■ What the task asks:
Repeat each line word for word.

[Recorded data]
######
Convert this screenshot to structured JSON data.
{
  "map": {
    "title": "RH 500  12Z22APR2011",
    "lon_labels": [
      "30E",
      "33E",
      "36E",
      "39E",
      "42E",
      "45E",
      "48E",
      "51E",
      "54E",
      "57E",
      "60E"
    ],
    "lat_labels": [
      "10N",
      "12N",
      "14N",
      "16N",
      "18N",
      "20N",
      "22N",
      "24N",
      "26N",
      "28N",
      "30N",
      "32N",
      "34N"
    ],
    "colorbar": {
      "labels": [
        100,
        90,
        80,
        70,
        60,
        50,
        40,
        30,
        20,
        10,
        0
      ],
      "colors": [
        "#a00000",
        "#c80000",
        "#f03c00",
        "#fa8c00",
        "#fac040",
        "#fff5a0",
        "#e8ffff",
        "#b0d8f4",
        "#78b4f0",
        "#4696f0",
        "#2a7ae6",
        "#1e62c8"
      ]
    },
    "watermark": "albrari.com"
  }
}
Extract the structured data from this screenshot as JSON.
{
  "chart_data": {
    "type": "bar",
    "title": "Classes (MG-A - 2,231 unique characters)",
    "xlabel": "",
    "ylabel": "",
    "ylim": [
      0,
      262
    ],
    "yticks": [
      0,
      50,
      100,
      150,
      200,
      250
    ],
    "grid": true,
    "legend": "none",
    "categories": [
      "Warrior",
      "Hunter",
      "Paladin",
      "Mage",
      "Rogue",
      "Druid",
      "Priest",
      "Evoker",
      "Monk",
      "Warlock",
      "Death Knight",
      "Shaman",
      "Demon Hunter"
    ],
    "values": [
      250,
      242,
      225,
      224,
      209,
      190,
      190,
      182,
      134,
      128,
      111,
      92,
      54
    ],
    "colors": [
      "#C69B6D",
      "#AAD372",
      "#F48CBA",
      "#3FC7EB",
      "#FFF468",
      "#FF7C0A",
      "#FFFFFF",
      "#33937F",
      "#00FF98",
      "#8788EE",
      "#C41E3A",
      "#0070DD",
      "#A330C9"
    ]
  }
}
######
■ Task result:
Convert this screenshot to structured JSON data.
{
  "map": {
    "title": "RH 500  12Z22APR2011",
    "lon_labels": [
      "30E",
      "33E",
      "36E",
      "39E",
      "42E",
      "45E",
      "48E",
      "51E",
      "54E",
      "57E",
      "60E"
    ],
    "lat_labels": [
      "10N",
      "12N",
      "14N",
      "16N",
      "18N",
      "20N",
      "22N",
      "24N",
      "26N",
      "28N",
      "30N",
      "32N",
      "34N"
    ],
    "colorbar": {
      "labels": [
        100,
        90,
        80,
        70,
        60,
        50,
        40,
        30,
        20,
        10,
        0
      ],
      "colors": [
        "#a00000",
        "#c80000",
        "#f03c00",
        "#fa8c00",
        "#fac040",
        "#fff5a0",
        "#e8ffff",
        "#b0d8f4",
        "#78b4f0",
        "#4696f0",
        "#2a7ae6",
        "#1e62c8"
      ]
    },
    "watermark": "albrari.com"
  }
}
Extract the structured data from this screenshot as JSON.
{
  "chart_data": {
    "type": "bar",
    "title": "Classes (MG-A - 2,231 unique characters)",
    "xlabel": "",
    "ylabel": "",
    "ylim": [
      0,
      262
    ],
    "yticks": [
      0,
      50,
      100,
      150,
      200,
      250
    ],
    "grid": true,
    "legend": "none",
    "categories": [
      "Warrior",
      "Hunter",
      "Paladin",
      "Mage",
      "Rogue",
      "Druid",
      "Priest",
      "Evoker",
      "Monk",
      "Warlock",
      "Death Knight",
      "Shaman",
      "Demon Hunter"
    ],
    "values": [
      250,
      242,
      225,
      224,
      209,
      190,
      190,
      182,
      134,
      128,
      111,
      92,
      54
    ],
    "colors": [
      "#C69B6D",
      "#AAD372",
      "#F48CBA",
      "#3FC7EB",
      "#FFF468",
      "#FF7C0A",
      "#FFFFFF",
      "#33937F",
      "#00FF98",
      "#8788EE",
      "#C41E3A",
      "#0070DD",
      "#A330C9"
    ]
  }
}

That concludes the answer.